Data provided.
--------------------

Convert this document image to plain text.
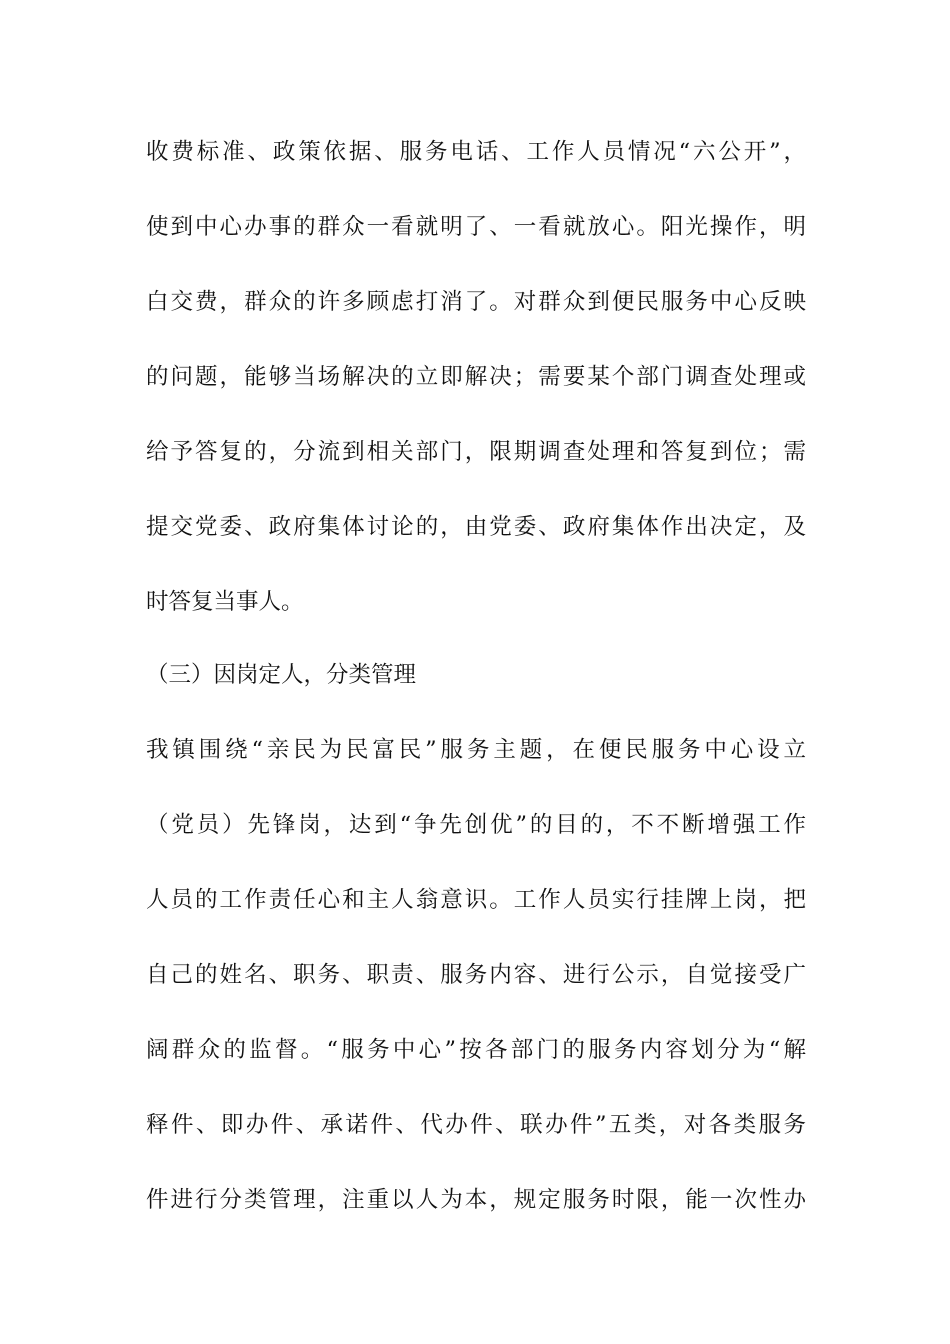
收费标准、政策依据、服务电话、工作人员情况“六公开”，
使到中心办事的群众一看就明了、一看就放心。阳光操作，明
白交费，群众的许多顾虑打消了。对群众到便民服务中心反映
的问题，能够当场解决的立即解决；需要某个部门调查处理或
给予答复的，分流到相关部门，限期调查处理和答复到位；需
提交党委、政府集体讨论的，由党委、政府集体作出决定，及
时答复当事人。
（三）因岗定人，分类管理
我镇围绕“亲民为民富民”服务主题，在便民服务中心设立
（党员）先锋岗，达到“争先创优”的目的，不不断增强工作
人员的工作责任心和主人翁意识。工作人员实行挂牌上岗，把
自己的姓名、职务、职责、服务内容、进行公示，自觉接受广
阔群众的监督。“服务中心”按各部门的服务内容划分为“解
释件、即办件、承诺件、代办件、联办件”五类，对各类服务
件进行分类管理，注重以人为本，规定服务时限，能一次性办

--------------------

Directions for this task. What comes back should match the records exactly, minus any pictures.

Response to the task.
Convert this document image to plain text.
收费标准、政策依据、服务电话、工作人员情况“六公开”，
使到中心办事的群众一看就明了、一看就放心。阳光操作，明
白交费，群众的许多顾虑打消了。对群众到便民服务中心反映
的问题，能够当场解决的立即解决；需要某个部门调查处理或
给予答复的，分流到相关部门，限期调查处理和答复到位；需
提交党委、政府集体讨论的，由党委、政府集体作出决定，及
时答复当事人。
（三）因岗定人，分类管理
我镇围绕“亲民为民富民”服务主题，在便民服务中心设立
（党员）先锋岗，达到“争先创优”的目的，不不断增强工作
人员的工作责任心和主人翁意识。工作人员实行挂牌上岗，把
自己的姓名、职务、职责、服务内容、进行公示，自觉接受广
阔群众的监督。“服务中心”按各部门的服务内容划分为“解
释件、即办件、承诺件、代办件、联办件”五类，对各类服务
件进行分类管理，注重以人为本，规定服务时限，能一次性办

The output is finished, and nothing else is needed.